Entries taken from a collection

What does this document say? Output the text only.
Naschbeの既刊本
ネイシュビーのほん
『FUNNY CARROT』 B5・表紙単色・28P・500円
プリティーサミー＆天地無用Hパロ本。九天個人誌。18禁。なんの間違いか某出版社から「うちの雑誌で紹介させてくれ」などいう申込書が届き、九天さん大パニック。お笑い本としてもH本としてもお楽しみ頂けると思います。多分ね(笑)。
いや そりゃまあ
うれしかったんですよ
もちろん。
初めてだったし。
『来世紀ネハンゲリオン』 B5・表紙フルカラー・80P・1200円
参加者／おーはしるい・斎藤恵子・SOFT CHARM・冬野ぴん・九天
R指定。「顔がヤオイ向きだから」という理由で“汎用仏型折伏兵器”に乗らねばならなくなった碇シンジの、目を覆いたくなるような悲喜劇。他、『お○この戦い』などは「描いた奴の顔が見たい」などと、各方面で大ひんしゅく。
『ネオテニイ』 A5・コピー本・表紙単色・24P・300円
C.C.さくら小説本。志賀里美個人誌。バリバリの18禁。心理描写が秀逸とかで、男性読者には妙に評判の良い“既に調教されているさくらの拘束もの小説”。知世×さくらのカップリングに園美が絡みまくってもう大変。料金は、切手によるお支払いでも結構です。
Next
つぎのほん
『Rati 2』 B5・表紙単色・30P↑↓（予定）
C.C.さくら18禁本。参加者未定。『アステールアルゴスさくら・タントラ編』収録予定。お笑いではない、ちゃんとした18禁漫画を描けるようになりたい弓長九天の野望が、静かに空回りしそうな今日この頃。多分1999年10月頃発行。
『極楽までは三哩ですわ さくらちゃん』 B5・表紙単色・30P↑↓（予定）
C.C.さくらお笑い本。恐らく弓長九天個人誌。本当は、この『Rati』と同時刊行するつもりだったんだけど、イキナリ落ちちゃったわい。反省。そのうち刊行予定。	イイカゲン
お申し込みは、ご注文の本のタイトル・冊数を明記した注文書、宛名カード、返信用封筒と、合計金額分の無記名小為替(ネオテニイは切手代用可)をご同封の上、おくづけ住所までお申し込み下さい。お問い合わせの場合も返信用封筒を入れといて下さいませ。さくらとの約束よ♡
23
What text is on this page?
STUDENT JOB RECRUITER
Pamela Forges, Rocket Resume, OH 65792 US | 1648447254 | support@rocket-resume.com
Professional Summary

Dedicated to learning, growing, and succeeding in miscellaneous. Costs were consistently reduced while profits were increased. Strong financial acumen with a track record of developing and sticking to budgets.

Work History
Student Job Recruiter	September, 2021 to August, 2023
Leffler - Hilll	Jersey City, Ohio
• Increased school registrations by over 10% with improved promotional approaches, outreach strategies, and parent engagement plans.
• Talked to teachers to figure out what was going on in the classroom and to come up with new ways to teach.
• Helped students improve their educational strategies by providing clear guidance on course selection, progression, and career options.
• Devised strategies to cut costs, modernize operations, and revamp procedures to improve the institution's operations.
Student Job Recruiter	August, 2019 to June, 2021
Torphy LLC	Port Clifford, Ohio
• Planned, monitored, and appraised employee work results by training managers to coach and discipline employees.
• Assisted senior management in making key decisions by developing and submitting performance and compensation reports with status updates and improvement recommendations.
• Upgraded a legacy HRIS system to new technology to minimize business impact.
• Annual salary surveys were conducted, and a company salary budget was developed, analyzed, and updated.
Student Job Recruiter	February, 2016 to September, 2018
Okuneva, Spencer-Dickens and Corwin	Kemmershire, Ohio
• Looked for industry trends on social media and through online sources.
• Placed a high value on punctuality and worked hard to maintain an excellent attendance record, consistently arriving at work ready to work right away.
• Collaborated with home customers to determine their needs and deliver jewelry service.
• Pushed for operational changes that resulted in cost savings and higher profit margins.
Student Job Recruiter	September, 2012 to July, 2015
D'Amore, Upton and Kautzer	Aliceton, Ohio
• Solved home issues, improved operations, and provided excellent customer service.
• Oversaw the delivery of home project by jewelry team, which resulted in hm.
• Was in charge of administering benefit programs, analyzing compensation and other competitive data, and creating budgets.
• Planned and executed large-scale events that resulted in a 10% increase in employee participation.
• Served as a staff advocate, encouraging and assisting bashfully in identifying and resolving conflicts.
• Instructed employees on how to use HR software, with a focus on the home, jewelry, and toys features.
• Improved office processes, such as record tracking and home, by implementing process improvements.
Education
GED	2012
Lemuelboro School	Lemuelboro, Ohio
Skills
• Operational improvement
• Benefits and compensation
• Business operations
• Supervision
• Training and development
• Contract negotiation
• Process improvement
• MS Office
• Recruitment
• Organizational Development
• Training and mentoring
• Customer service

**Your goal**
Repeat the material above in full, keeping every word.

**Exercise result**
What does this document say? Output the text only.
Naschbeの既刊本
ネイシュビーのほん
『FUNNY CARROT』 B5・表紙単色・28P・500円
プリティーサミー＆天地無用Hパロ本。九天個人誌。18禁。なんの間違いか某出版社から「うちの雑誌で紹介させてくれ」などいう申込書が届き、九天さん大パニック。お笑い本としてもH本としてもお楽しみ頂けると思います。多分ね(笑)。
いや そりゃまあ
うれしかったんですよ
もちろん。
初めてだったし。
『来世紀ネハンゲリオン』 B5・表紙フルカラー・80P・1200円
参加者／おーはしるい・斎藤恵子・SOFT CHARM・冬野ぴん・九天
R指定。「顔がヤオイ向きだから」という理由で“汎用仏型折伏兵器”に乗らねばならなくなった碇シンジの、目を覆いたくなるような悲喜劇。他、『お○この戦い』などは「描いた奴の顔が見たい」などと、各方面で大ひんしゅく。
『ネオテニイ』 A5・コピー本・表紙単色・24P・300円
C.C.さくら小説本。志賀里美個人誌。バリバリの18禁。心理描写が秀逸とかで、男性読者には妙に評判の良い“既に調教されているさくらの拘束もの小説”。知世×さくらのカップリングに園美が絡みまくってもう大変。料金は、切手によるお支払いでも結構です。
Next
つぎのほん
『Rati 2』 B5・表紙単色・30P↑↓（予定）
C.C.さくら18禁本。参加者未定。『アステールアルゴスさくら・タントラ編』収録予定。お笑いではない、ちゃんとした18禁漫画を描けるようになりたい弓長九天の野望が、静かに空回りしそうな今日この頃。多分1999年10月頃発行。
『極楽までは三哩ですわ さくらちゃん』 B5・表紙単色・30P↑↓（予定）
C.C.さくらお笑い本。恐らく弓長九天個人誌。本当は、この『Rati』と同時刊行するつもりだったんだけど、イキナリ落ちちゃったわい。反省。そのうち刊行予定。	イイカゲン
お申し込みは、ご注文の本のタイトル・冊数を明記した注文書、宛名カード、返信用封筒と、合計金額分の無記名小為替(ネオテニイは切手代用可)をご同封の上、おくづけ住所までお申し込み下さい。お問い合わせの場合も返信用封筒を入れといて下さいませ。さくらとの約束よ♡
23
What text is on this page?
STUDENT JOB RECRUITER
Pamela Forges, Rocket Resume, OH 65792 US | 1648447254 | support@rocket-resume.com
Professional Summary

Dedicated to learning, growing, and succeeding in miscellaneous. Costs were consistently reduced while profits were increased. Strong financial acumen with a track record of developing and sticking to budgets.

Work History
Student Job Recruiter	September, 2021 to August, 2023
Leffler - Hilll	Jersey City, Ohio
• Increased school registrations by over 10% with improved promotional approaches, outreach strategies, and parent engagement plans.
• Talked to teachers to figure out what was going on in the classroom and to come up with new ways to teach.
• Helped students improve their educational strategies by providing clear guidance on course selection, progression, and career options.
• Devised strategies to cut costs, modernize operations, and revamp procedures to improve the institution's operations.
Student Job Recruiter	August, 2019 to June, 2021
Torphy LLC	Port Clifford, Ohio
• Planned, monitored, and appraised employee work results by training managers to coach and discipline employees.
• Assisted senior management in making key decisions by developing and submitting performance and compensation reports with status updates and improvement recommendations.
• Upgraded a legacy HRIS system to new technology to minimize business impact.
• Annual salary surveys were conducted, and a company salary budget was developed, analyzed, and updated.
Student Job Recruiter	February, 2016 to September, 2018
Okuneva, Spencer-Dickens and Corwin	Kemmershire, Ohio
• Looked for industry trends on social media and through online sources.
• Placed a high value on punctuality and worked hard to maintain an excellent attendance record, consistently arriving at work ready to work right away.
• Collaborated with home customers to determine their needs and deliver jewelry service.
• Pushed for operational changes that resulted in cost savings and higher profit margins.
Student Job Recruiter	September, 2012 to July, 2015
D'Amore, Upton and Kautzer	Aliceton, Ohio
• Solved home issues, improved operations, and provided excellent customer service.
• Oversaw the delivery of home project by jewelry team, which resulted in hm.
• Was in charge of administering benefit programs, analyzing compensation and other competitive data, and creating budgets.
• Planned and executed large-scale events that resulted in a 10% increase in employee participation.
• Served as a staff advocate, encouraging and assisting bashfully in identifying and resolving conflicts.
• Instructed employees on how to use HR software, with a focus on the home, jewelry, and toys features.
• Improved office processes, such as record tracking and home, by implementing process improvements.
Education
GED	2012
Lemuelboro School	Lemuelboro, Ohio
Skills
• Operational improvement
• Benefits and compensation
• Business operations
• Supervision
• Training and development
• Contract negotiation
• Process improvement
• MS Office
• Recruitment
• Organizational Development
• Training and mentoring
• Customer service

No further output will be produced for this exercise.